**Challenge A:**
Please write out the part of the tangent ellipse thread from "D[Sqrt[361 - x^2], x]" up to and including "Sqrt[a^2 - x^2]))", word for word.

**Provided passage:**
========================================================================
Finding an ellipse tangent to a circle when its center and semi-minor axis are given

The circle.

Solve[x^2 + y^2 == 19^2, y]

{{y -> -Sqrt[361 - x^2]}, {y -> Sqrt[361 - x^2]}}

D[Sqrt[361 - x^2], x]

-(x/Sqrt[361 - x^2])

The ellipse.

With[{b = 3/2}, 
  Simplify[Solve[x^2/a^2 + (y - 15)^2/b^2 == 1, y], a > 0]] 

{{y -> 15 - (3 Sqrt[a^2 - x^2])/(2*a)}, {y -> 15 + (3 Sqrt[a^2 - x^2])/(2*a)}}

D[15 + (3 Sqrt[a^2 - x^2])/(2 a), x]

-((3 x)/(2 a Sqrt[a^2 - x^2]))

The points of tangency are the points where the two curves intersect and have the same derivatives. We make use of this to find a.

Solve[
  {Sqrt[361 - x^2] == 15 + (3 Sqrt[a^2 - x^2])/(2 a), 
   x/Sqrt[361 - x^2] == (3 x)/(2 a Sqrt[a^2 - x^2])}, 
  {a, x}]

Now we can draw the figure.

With[{a = 1/2 Sqrt[1/2 (553 + 5 Sqrt[10153])], b = 3/2}, 
  Graphics[{Circle[{0, 0}, 19], Circle[{0, 15}, {a, b}]}, 
    PlotRange -> {12 {-1, 1}, {13, 19.2}}]]

Update

For the record, here is the computation of the two angles θ1 and θ2 that allow the section of the ellipse lying above the two tangents points to be clipped out of the figure.
========================================================================
**Data entries:**
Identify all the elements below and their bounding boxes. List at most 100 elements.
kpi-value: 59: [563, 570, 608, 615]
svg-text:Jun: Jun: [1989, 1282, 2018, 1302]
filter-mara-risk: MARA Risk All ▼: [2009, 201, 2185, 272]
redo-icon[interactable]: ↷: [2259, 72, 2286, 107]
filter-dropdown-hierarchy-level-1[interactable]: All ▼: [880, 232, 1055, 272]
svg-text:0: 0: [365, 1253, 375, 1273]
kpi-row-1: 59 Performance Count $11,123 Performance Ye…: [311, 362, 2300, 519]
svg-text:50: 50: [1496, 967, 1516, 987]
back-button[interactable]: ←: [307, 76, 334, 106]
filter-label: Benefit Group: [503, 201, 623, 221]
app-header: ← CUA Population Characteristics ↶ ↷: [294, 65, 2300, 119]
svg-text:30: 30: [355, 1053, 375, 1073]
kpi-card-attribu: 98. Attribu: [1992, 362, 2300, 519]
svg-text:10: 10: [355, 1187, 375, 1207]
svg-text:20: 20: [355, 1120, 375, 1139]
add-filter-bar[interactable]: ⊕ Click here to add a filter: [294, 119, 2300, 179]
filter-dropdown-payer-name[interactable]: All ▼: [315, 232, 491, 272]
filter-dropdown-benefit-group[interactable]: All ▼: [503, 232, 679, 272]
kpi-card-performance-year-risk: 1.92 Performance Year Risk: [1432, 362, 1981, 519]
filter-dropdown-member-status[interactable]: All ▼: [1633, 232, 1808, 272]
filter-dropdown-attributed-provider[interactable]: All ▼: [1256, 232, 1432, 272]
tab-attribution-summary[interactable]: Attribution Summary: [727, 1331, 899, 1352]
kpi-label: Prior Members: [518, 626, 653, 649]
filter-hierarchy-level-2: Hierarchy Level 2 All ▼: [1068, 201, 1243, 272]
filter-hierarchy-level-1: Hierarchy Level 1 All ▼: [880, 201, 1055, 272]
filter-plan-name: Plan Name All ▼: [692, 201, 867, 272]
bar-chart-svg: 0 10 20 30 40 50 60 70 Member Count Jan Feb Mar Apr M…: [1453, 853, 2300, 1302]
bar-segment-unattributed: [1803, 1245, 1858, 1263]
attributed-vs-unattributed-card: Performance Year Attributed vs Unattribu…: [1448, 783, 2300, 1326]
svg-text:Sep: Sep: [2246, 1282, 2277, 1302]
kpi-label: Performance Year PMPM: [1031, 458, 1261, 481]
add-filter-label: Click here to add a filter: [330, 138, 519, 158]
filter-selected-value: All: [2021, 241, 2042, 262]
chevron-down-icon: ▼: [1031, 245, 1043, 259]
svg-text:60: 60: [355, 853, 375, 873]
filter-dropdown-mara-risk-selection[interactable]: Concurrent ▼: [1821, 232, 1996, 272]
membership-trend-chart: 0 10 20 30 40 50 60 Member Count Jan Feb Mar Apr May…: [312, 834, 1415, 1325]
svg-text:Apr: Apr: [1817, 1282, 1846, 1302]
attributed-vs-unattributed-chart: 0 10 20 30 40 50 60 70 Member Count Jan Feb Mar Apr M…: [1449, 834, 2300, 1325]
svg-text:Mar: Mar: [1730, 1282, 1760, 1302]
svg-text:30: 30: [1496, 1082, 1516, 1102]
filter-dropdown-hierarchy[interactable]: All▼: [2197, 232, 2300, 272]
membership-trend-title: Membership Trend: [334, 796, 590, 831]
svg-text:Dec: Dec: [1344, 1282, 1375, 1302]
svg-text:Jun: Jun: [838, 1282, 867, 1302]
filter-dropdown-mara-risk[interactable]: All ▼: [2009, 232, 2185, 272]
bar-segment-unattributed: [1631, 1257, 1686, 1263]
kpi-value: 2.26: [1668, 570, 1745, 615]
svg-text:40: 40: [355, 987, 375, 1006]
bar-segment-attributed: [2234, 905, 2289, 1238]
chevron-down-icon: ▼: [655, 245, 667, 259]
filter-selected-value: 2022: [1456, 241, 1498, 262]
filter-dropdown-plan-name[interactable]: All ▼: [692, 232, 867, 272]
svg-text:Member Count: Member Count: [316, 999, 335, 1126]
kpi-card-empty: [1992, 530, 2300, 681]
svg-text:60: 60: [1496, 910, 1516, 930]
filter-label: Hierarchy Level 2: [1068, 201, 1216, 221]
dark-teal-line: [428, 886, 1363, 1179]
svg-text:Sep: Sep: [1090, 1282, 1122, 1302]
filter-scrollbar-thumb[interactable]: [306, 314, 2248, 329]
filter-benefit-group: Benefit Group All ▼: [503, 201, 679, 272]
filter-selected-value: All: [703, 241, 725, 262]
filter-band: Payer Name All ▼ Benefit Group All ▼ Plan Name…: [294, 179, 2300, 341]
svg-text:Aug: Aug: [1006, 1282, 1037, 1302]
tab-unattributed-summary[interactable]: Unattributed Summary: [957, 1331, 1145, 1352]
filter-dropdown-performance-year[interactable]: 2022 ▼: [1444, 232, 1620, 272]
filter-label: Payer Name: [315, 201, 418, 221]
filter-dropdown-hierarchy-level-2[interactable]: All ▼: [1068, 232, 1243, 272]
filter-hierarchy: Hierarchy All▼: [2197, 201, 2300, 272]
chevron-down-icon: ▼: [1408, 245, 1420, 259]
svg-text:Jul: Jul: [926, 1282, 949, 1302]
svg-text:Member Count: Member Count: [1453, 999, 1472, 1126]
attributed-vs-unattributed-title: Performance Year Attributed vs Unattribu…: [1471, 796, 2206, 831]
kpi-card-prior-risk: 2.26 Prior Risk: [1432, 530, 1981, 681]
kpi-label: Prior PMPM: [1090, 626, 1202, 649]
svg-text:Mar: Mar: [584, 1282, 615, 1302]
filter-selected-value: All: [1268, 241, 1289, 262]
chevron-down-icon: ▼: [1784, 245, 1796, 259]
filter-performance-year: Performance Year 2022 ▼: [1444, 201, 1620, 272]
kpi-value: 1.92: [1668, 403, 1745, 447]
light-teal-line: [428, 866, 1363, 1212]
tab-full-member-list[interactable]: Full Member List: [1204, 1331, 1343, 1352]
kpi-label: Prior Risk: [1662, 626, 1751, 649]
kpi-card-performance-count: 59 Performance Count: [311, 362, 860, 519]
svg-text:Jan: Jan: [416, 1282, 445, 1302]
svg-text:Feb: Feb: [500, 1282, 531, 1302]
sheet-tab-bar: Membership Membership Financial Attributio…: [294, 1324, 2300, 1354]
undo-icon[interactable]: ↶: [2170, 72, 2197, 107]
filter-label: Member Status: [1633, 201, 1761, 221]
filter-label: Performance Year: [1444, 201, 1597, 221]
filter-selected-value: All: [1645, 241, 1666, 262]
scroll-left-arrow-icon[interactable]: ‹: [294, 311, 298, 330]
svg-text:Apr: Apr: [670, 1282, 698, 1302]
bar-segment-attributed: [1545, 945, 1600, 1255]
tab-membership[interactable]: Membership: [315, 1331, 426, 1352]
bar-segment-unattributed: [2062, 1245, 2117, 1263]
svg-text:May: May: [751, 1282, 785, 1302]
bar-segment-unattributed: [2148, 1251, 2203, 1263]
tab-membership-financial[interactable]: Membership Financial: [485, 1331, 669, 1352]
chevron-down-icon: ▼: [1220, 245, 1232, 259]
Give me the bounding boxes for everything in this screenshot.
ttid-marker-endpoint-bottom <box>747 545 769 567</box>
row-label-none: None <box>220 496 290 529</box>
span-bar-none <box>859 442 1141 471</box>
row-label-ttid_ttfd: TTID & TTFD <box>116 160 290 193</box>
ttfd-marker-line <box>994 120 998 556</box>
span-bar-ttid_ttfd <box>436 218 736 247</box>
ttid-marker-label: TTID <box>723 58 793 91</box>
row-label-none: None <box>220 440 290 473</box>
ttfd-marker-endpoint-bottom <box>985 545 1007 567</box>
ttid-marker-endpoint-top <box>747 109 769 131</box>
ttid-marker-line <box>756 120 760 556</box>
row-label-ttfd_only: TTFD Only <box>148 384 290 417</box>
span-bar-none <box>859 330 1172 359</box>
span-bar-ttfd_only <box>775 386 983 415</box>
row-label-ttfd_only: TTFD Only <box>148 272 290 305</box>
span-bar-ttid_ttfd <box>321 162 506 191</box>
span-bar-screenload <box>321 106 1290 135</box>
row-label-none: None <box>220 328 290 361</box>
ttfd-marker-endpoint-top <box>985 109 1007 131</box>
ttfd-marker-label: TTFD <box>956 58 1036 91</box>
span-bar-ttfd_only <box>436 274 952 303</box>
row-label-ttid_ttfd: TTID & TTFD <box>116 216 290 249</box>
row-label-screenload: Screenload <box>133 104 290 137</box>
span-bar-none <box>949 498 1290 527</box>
========================================================================
**Challenge B:**
In the listing, edit the lines from the first one up to and including the line with "svg-text:30: 30: [355, 1053, 375, 1073]" so that "redo-icon" becomes "forward-icon" and nothing else changes. Return only those lines.

**Task response A:**
D[Sqrt[361 - x^2], x]

-(x/Sqrt[361 - x^2])

The ellipse.

With[{b = 3/2}, 
  Simplify[Solve[x^2/a^2 + (y - 15)^2/b^2 == 1, y], a > 0]] 

{{y -> 15 - (3 Sqrt[a^2 - x^2])/(2*a)}, {y -> 15 + (3 Sqrt[a^2 - x^2])/(2*a)}}

D[15 + (3 Sqrt[a^2 - x^2])/(2 a), x]

-((3 x)/(2 a Sqrt[a^2 - x^2]))

**Task response B:**
Identify all the elements below and their bounding boxes. List at most 100 elements.
kpi-value: 59: [563, 570, 608, 615]
svg-text:Jun: Jun: [1989, 1282, 2018, 1302]
filter-mara-risk: MARA Risk All ▼: [2009, 201, 2185, 272]
forward-icon[interactable]: ↷: [2259, 72, 2286, 107]
filter-dropdown-hierarchy-level-1[interactable]: All ▼: [880, 232, 1055, 272]
svg-text:0: 0: [365, 1253, 375, 1273]
kpi-row-1: 59 Performance Count $11,123 Performance Ye…: [311, 362, 2300, 519]
svg-text:50: 50: [1496, 967, 1516, 987]
back-button[interactable]: ←: [307, 76, 334, 106]
filter-label: Benefit Group: [503, 201, 623, 221]
app-header: ← CUA Population Characteristics ↶ ↷: [294, 65, 2300, 119]
svg-text:30: 30: [355, 1053, 375, 1073]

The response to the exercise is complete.